◆ Work to complete ◆
Repeat the material below word for word and leave out all pictures.

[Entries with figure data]
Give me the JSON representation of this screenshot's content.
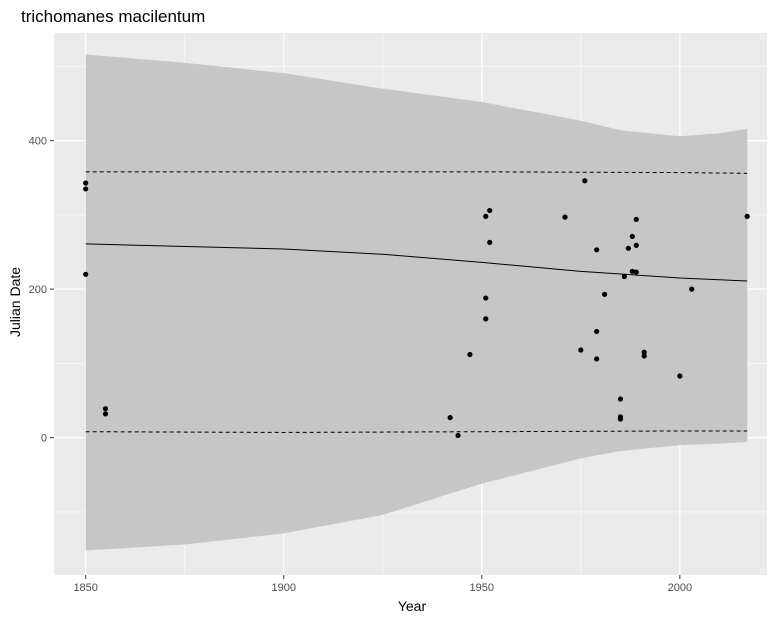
{
  "chart_data": {
    "type": "scatter",
    "title": "trichomanes macilentum",
    "xlabel": "Year",
    "ylabel": "Julian Date",
    "xlim": [
      1842,
      2022
    ],
    "ylim": [
      -185,
      545
    ],
    "x_ticks": [
      1850,
      1900,
      1950,
      2000
    ],
    "y_ticks": [
      0,
      200,
      400
    ],
    "grid": true,
    "legend": "none",
    "colors": {
      "panel": "#ebebeb",
      "grid": "#ffffff",
      "band": "#c6c6c6",
      "points": "#000000",
      "lines": "#000000"
    },
    "points": [
      {
        "x": 1850,
        "y": 343
      },
      {
        "x": 1850,
        "y": 335
      },
      {
        "x": 1850,
        "y": 220
      },
      {
        "x": 1855,
        "y": 39
      },
      {
        "x": 1855,
        "y": 32
      },
      {
        "x": 1942,
        "y": 27
      },
      {
        "x": 1944,
        "y": 3
      },
      {
        "x": 1947,
        "y": 112
      },
      {
        "x": 1951,
        "y": 298
      },
      {
        "x": 1951,
        "y": 188
      },
      {
        "x": 1951,
        "y": 160
      },
      {
        "x": 1952,
        "y": 306
      },
      {
        "x": 1952,
        "y": 263
      },
      {
        "x": 1971,
        "y": 297
      },
      {
        "x": 1975,
        "y": 118
      },
      {
        "x": 1976,
        "y": 346
      },
      {
        "x": 1979,
        "y": 253
      },
      {
        "x": 1979,
        "y": 143
      },
      {
        "x": 1979,
        "y": 106
      },
      {
        "x": 1981,
        "y": 193
      },
      {
        "x": 1985,
        "y": 52
      },
      {
        "x": 1985,
        "y": 28
      },
      {
        "x": 1985,
        "y": 25
      },
      {
        "x": 1986,
        "y": 217
      },
      {
        "x": 1987,
        "y": 255
      },
      {
        "x": 1988,
        "y": 271
      },
      {
        "x": 1988,
        "y": 224
      },
      {
        "x": 1989,
        "y": 294
      },
      {
        "x": 1989,
        "y": 259
      },
      {
        "x": 1989,
        "y": 223
      },
      {
        "x": 1991,
        "y": 115
      },
      {
        "x": 1991,
        "y": 110
      },
      {
        "x": 2000,
        "y": 83
      },
      {
        "x": 2003,
        "y": 200
      },
      {
        "x": 2017,
        "y": 298
      }
    ],
    "fit_line": {
      "x": [
        1850,
        1900,
        1925,
        1950,
        1975,
        2000,
        2017
      ],
      "y": [
        261,
        254,
        247,
        236,
        224,
        215,
        211
      ]
    },
    "band": {
      "x": [
        1850,
        1875,
        1900,
        1925,
        1950,
        1975,
        1985,
        2000,
        2010,
        2017
      ],
      "upper": [
        516,
        505,
        491,
        470,
        452,
        427,
        414,
        406,
        410,
        416
      ],
      "lower": [
        -152,
        -144,
        -129,
        -104,
        -62,
        -28,
        -18,
        -10,
        -8,
        -6
      ]
    },
    "upper_dashed": {
      "x": [
        1850,
        1900,
        1950,
        2000,
        2017
      ],
      "y": [
        358,
        358,
        358,
        357,
        356
      ]
    },
    "lower_dashed": {
      "x": [
        1850,
        1900,
        1950,
        2000,
        2017
      ],
      "y": [
        8,
        7,
        8,
        9,
        9
      ]
    }
  }
}
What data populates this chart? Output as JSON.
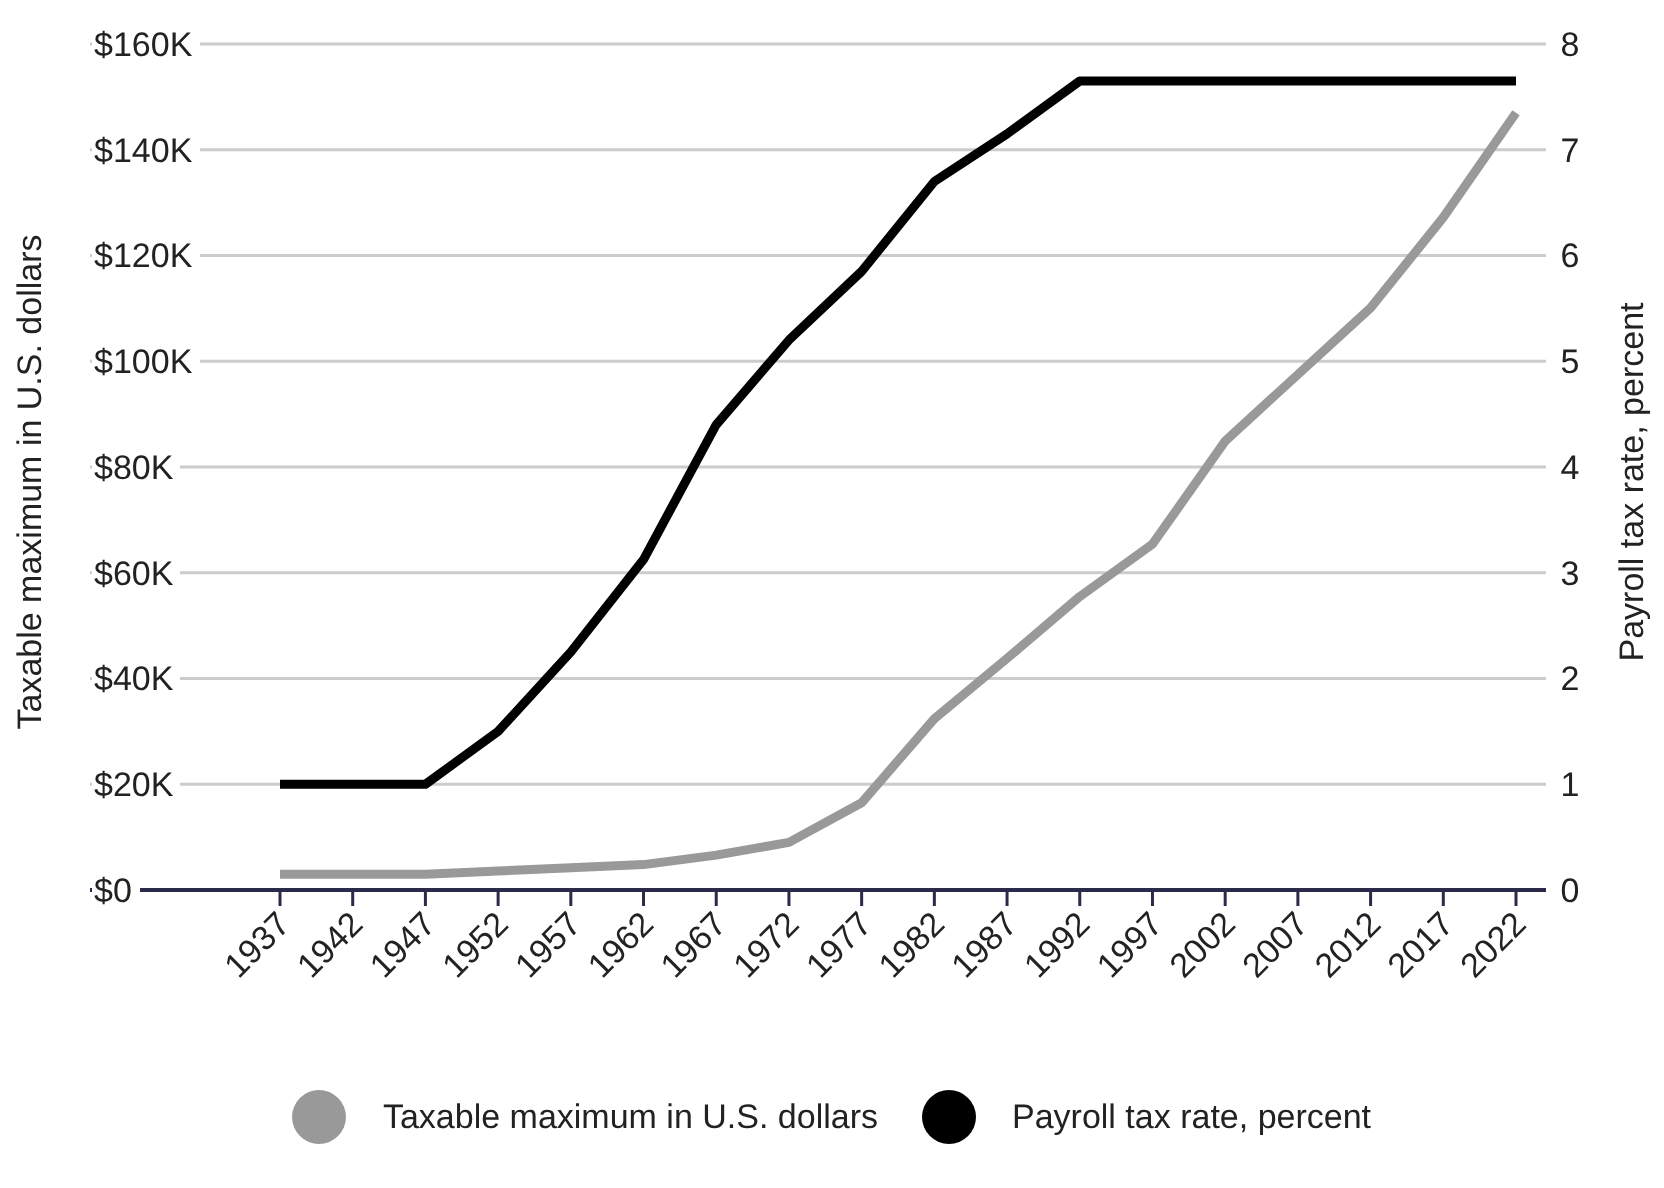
{
  "chart_data": {
    "type": "line",
    "ylabel": "Taxable maximum in U.S. dollars",
    "y2label": "Payroll tax rate, percent",
    "categories": [
      "1937",
      "1942",
      "1947",
      "1952",
      "1957",
      "1962",
      "1967",
      "1972",
      "1977",
      "1982",
      "1987",
      "1992",
      "1997",
      "2002",
      "2007",
      "2012",
      "2017",
      "2022"
    ],
    "series": [
      {
        "name": "Taxable maximum in U.S. dollars",
        "color": "#999999",
        "values": [
          3000,
          3000,
          3000,
          3600,
          4200,
          4800,
          6600,
          9000,
          16500,
          32400,
          43800,
          55500,
          65400,
          84900,
          97500,
          110100,
          127200,
          147000
        ]
      },
      {
        "name": "Payroll tax rate, percent",
        "color": "#000000",
        "axis": "y2",
        "values": [
          1,
          1,
          1,
          1.5,
          2.25,
          3.125,
          4.4,
          5.2,
          5.85,
          6.7,
          7.15,
          7.65,
          7.65,
          7.65,
          7.65,
          7.65,
          7.65,
          7.65
        ]
      }
    ],
    "ylim": [
      0,
      160000
    ],
    "yticks": [
      {
        "value": 0,
        "label": "$0"
      },
      {
        "value": 20000,
        "label": "$20K"
      },
      {
        "value": 40000,
        "label": "$40K"
      },
      {
        "value": 60000,
        "label": "$60K"
      },
      {
        "value": 80000,
        "label": "$80K"
      },
      {
        "value": 100000,
        "label": "$100K"
      },
      {
        "value": 120000,
        "label": "$120K"
      },
      {
        "value": 140000,
        "label": "$140K"
      },
      {
        "value": 160000,
        "label": "$160K"
      }
    ],
    "y2lim": [
      0,
      8
    ],
    "y2ticks": [
      0,
      1,
      2,
      3,
      4,
      5,
      6,
      7,
      8
    ],
    "grid": "y",
    "legend": "bottom",
    "marker": "none",
    "line_style": "solid"
  }
}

◆ Problem solution ◆
Give me the JSON representation of this screenshot's content.
{
  "chart_data": {
    "type": "scatter",
    "title": "trichomanes macilentum",
    "xlabel": "Year",
    "ylabel": "Julian Date",
    "xlim": [
      1842,
      2022
    ],
    "ylim": [
      -185,
      545
    ],
    "x_ticks": [
      1850,
      1900,
      1950,
      2000
    ],
    "y_ticks": [
      0,
      200,
      400
    ],
    "grid": true,
    "legend": "none",
    "colors": {
      "panel": "#ebebeb",
      "grid": "#ffffff",
      "band": "#c6c6c6",
      "points": "#000000",
      "lines": "#000000"
    },
    "points": [
      {
        "x": 1850,
        "y": 343
      },
      {
        "x": 1850,
        "y": 335
      },
      {
        "x": 1850,
        "y": 220
      },
      {
        "x": 1855,
        "y": 39
      },
      {
        "x": 1855,
        "y": 32
      },
      {
        "x": 1942,
        "y": 27
      },
      {
        "x": 1944,
        "y": 3
      },
      {
        "x": 1947,
        "y": 112
      },
      {
        "x": 1951,
        "y": 298
      },
      {
        "x": 1951,
        "y": 188
      },
      {
        "x": 1951,
        "y": 160
      },
      {
        "x": 1952,
        "y": 306
      },
      {
        "x": 1952,
        "y": 263
      },
      {
        "x": 1971,
        "y": 297
      },
      {
        "x": 1975,
        "y": 118
      },
      {
        "x": 1976,
        "y": 346
      },
      {
        "x": 1979,
        "y": 253
      },
      {
        "x": 1979,
        "y": 143
      },
      {
        "x": 1979,
        "y": 106
      },
      {
        "x": 1981,
        "y": 193
      },
      {
        "x": 1985,
        "y": 52
      },
      {
        "x": 1985,
        "y": 28
      },
      {
        "x": 1985,
        "y": 25
      },
      {
        "x": 1986,
        "y": 217
      },
      {
        "x": 1987,
        "y": 255
      },
      {
        "x": 1988,
        "y": 271
      },
      {
        "x": 1988,
        "y": 224
      },
      {
        "x": 1989,
        "y": 294
      },
      {
        "x": 1989,
        "y": 259
      },
      {
        "x": 1989,
        "y": 223
      },
      {
        "x": 1991,
        "y": 115
      },
      {
        "x": 1991,
        "y": 110
      },
      {
        "x": 2000,
        "y": 83
      },
      {
        "x": 2003,
        "y": 200
      },
      {
        "x": 2017,
        "y": 298
      }
    ],
    "fit_line": {
      "x": [
        1850,
        1900,
        1925,
        1950,
        1975,
        2000,
        2017
      ],
      "y": [
        261,
        254,
        247,
        236,
        224,
        215,
        211
      ]
    },
    "band": {
      "x": [
        1850,
        1875,
        1900,
        1925,
        1950,
        1975,
        1985,
        2000,
        2010,
        2017
      ],
      "upper": [
        516,
        505,
        491,
        470,
        452,
        427,
        414,
        406,
        410,
        416
      ],
      "lower": [
        -152,
        -144,
        -129,
        -104,
        -62,
        -28,
        -18,
        -10,
        -8,
        -6
      ]
    },
    "upper_dashed": {
      "x": [
        1850,
        1900,
        1950,
        2000,
        2017
      ],
      "y": [
        358,
        358,
        358,
        357,
        356
      ]
    },
    "lower_dashed": {
      "x": [
        1850,
        1900,
        1950,
        2000,
        2017
      ],
      "y": [
        8,
        7,
        8,
        9,
        9
      ]
    }
  }
}
What data populates this chart? Output as JSON.
{
  "chart_data": {
    "type": "line",
    "ylabel": "Taxable maximum in U.S. dollars",
    "y2label": "Payroll tax rate, percent",
    "categories": [
      "1937",
      "1942",
      "1947",
      "1952",
      "1957",
      "1962",
      "1967",
      "1972",
      "1977",
      "1982",
      "1987",
      "1992",
      "1997",
      "2002",
      "2007",
      "2012",
      "2017",
      "2022"
    ],
    "series": [
      {
        "name": "Taxable maximum in U.S. dollars",
        "color": "#999999",
        "values": [
          3000,
          3000,
          3000,
          3600,
          4200,
          4800,
          6600,
          9000,
          16500,
          32400,
          43800,
          55500,
          65400,
          84900,
          97500,
          110100,
          127200,
          147000
        ]
      },
      {
        "name": "Payroll tax rate, percent",
        "color": "#000000",
        "axis": "y2",
        "values": [
          1,
          1,
          1,
          1.5,
          2.25,
          3.125,
          4.4,
          5.2,
          5.85,
          6.7,
          7.15,
          7.65,
          7.65,
          7.65,
          7.65,
          7.65,
          7.65,
          7.65
        ]
      }
    ],
    "ylim": [
      0,
      160000
    ],
    "yticks": [
      {
        "value": 0,
        "label": "$0"
      },
      {
        "value": 20000,
        "label": "$20K"
      },
      {
        "value": 40000,
        "label": "$40K"
      },
      {
        "value": 60000,
        "label": "$60K"
      },
      {
        "value": 80000,
        "label": "$80K"
      },
      {
        "value": 100000,
        "label": "$100K"
      },
      {
        "value": 120000,
        "label": "$120K"
      },
      {
        "value": 140000,
        "label": "$140K"
      },
      {
        "value": 160000,
        "label": "$160K"
      }
    ],
    "y2lim": [
      0,
      8
    ],
    "y2ticks": [
      0,
      1,
      2,
      3,
      4,
      5,
      6,
      7,
      8
    ],
    "grid": "y",
    "legend": "bottom",
    "marker": "none",
    "line_style": "solid"
  }
}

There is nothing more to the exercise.